▶ **WHAT THE TASK ASKS**
Find all the lines with "Universidade" and gather them.

──────────

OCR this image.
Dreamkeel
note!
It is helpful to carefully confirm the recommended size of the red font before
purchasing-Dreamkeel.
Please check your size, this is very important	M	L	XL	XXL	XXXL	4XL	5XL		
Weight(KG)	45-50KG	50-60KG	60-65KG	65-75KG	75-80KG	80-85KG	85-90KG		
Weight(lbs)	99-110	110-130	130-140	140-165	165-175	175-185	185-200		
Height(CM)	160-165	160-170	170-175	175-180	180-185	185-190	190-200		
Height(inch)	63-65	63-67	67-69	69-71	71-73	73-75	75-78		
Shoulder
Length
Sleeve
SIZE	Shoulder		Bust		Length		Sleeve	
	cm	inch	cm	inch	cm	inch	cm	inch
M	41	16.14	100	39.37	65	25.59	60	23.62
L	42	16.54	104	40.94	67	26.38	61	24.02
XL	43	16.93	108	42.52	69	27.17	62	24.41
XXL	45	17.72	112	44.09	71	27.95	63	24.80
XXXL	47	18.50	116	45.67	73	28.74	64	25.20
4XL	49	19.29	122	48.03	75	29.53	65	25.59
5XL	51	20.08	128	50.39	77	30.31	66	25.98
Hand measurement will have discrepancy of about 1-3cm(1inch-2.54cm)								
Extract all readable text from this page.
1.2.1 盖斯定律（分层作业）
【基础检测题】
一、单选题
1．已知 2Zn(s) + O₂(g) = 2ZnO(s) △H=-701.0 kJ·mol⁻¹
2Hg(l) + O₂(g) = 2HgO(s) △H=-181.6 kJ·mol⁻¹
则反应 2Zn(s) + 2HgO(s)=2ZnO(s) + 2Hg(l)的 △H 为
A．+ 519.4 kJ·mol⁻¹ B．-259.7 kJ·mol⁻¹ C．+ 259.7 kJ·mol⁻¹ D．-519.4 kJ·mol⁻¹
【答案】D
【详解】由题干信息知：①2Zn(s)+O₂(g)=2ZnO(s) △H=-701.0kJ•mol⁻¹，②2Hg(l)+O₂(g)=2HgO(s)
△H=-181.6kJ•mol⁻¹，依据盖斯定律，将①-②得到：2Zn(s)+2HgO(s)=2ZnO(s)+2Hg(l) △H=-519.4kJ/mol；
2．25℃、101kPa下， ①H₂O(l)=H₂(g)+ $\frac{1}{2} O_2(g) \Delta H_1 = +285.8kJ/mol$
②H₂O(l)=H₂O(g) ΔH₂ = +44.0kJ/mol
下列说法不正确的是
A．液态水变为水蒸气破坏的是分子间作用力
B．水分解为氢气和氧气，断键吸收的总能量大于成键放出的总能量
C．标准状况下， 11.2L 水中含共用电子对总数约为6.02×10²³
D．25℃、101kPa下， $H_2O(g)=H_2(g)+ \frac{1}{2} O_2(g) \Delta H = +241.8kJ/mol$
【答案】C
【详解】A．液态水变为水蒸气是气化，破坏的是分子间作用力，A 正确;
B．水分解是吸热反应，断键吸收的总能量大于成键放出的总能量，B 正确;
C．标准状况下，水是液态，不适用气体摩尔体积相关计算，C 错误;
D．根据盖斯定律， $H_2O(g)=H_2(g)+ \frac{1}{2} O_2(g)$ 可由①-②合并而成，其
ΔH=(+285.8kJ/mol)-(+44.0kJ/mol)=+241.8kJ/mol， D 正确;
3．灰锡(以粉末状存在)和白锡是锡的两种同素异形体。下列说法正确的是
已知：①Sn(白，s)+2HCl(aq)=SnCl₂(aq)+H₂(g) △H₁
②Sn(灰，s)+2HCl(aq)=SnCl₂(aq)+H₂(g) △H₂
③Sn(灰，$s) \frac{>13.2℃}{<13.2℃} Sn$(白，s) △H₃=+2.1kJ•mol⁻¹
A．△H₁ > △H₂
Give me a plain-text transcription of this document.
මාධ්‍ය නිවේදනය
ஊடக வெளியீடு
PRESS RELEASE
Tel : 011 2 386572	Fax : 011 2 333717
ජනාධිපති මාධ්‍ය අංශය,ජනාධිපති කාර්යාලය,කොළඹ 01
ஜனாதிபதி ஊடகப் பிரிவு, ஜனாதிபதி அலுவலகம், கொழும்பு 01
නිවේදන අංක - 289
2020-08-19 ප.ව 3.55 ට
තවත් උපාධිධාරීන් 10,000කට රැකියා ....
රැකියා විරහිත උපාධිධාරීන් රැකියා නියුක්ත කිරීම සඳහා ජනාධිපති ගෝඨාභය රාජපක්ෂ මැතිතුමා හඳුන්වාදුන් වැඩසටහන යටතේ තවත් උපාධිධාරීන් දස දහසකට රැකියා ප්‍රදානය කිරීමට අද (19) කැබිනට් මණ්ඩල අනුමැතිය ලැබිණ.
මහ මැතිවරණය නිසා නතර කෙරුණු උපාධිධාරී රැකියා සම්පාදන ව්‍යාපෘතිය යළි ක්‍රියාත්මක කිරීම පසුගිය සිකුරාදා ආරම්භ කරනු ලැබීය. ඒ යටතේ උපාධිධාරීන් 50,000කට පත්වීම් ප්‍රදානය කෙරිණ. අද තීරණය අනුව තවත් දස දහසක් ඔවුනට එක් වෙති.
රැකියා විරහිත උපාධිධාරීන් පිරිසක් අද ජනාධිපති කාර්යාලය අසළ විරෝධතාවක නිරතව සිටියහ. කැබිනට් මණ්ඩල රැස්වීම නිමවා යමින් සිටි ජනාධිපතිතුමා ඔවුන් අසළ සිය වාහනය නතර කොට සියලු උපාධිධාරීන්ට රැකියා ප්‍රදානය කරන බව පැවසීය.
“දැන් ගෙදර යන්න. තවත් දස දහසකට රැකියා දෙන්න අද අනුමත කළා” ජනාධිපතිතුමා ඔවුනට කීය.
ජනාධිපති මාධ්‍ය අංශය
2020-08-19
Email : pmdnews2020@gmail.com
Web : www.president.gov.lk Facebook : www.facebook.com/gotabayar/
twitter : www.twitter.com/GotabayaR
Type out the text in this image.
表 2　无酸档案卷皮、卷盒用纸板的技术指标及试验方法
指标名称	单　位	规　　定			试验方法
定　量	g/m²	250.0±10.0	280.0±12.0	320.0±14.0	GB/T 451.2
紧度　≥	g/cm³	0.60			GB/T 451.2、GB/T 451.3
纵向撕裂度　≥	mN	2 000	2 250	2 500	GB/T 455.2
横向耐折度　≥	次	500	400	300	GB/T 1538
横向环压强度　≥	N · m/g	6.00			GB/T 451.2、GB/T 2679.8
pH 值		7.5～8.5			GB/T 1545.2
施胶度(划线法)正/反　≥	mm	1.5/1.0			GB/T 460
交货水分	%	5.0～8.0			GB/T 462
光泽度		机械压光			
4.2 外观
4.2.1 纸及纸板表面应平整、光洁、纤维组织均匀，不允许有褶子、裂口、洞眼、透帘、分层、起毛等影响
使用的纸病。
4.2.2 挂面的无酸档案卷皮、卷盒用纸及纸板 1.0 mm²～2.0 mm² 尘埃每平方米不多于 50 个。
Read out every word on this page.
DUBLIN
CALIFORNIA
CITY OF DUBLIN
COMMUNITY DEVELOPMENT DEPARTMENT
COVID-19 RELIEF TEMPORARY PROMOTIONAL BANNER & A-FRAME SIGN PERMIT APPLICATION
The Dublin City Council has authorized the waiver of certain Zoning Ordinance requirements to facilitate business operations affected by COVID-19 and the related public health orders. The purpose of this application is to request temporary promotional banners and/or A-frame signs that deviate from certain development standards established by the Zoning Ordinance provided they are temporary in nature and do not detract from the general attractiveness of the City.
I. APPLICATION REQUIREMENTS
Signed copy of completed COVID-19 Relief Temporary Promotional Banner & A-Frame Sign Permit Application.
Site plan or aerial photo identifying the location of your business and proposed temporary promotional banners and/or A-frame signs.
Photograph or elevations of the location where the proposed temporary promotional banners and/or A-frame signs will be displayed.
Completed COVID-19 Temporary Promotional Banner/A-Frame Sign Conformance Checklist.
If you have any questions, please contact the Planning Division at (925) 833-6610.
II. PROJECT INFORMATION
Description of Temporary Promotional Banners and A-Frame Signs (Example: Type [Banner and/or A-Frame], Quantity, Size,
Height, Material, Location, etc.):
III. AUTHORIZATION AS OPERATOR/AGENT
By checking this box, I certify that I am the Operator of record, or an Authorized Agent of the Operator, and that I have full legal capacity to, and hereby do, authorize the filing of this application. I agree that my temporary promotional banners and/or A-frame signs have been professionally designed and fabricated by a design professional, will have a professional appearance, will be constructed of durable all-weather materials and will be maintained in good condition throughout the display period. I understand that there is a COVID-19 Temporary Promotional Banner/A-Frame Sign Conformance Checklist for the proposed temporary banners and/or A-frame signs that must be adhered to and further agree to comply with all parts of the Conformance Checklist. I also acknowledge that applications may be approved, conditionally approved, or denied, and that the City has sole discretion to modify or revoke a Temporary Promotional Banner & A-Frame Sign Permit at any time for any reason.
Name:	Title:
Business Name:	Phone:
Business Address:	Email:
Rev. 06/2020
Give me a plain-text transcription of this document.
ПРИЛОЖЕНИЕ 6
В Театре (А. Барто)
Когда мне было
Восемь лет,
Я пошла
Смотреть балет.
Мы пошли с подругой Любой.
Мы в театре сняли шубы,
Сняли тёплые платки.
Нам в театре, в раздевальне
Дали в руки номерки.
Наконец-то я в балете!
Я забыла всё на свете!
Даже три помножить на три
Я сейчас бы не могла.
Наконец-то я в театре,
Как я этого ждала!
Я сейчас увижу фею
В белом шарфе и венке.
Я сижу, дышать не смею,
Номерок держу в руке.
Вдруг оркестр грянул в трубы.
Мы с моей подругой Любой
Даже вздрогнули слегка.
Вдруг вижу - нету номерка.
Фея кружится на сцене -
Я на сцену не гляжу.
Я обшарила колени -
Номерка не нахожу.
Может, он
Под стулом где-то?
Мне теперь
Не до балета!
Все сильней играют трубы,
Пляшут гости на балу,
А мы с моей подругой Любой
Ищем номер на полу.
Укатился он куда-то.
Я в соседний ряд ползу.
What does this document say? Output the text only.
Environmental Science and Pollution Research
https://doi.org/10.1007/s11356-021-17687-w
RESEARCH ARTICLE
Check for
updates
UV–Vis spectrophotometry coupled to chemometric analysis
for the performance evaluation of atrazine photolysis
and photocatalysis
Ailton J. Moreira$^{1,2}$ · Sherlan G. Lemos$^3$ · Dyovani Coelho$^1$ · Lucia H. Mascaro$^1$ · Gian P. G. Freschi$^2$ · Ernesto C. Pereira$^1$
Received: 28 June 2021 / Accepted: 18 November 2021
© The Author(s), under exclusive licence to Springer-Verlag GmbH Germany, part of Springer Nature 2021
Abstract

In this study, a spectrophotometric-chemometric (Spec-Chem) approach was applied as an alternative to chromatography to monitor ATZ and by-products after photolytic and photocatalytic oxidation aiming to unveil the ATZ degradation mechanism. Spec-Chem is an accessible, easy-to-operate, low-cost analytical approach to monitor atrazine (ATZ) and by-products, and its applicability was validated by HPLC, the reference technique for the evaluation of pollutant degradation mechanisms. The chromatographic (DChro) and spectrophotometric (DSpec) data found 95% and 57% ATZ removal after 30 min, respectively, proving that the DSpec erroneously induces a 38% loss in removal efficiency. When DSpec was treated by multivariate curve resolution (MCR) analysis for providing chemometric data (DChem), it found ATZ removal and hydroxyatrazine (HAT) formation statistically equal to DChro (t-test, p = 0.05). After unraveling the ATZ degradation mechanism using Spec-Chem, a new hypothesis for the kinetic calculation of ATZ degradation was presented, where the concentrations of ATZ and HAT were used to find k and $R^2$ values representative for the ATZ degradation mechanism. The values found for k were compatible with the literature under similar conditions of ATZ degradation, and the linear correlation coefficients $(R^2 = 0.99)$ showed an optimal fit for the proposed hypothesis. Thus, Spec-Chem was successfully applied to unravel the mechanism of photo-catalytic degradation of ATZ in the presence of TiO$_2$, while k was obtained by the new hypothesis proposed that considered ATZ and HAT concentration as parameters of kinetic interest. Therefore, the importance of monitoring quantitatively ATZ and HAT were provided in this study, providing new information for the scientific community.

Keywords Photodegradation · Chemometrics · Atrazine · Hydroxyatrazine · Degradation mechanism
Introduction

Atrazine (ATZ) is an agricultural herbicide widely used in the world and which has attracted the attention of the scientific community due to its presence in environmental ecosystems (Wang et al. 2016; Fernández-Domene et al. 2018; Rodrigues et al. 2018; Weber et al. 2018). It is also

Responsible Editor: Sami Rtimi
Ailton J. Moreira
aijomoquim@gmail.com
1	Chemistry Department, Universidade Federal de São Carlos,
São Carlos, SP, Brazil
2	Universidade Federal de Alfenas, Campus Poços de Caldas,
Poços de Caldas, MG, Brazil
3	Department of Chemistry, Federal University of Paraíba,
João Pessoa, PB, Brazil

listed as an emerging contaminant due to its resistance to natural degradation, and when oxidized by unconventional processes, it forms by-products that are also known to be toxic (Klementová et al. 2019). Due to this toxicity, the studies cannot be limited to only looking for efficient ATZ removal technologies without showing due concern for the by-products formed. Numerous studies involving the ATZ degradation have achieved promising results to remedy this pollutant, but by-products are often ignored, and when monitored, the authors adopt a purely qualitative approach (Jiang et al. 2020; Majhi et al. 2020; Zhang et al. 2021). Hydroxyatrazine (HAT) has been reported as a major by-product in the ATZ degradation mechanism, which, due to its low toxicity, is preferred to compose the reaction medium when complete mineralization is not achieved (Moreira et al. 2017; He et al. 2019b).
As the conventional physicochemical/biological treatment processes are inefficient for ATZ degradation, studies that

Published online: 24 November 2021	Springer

──────────

▶ **FULL SOLUTION**
1	Chemistry Department, Universidade Federal de São Carlos,
2	Universidade Federal de Alfenas, Campus Poços de Caldas,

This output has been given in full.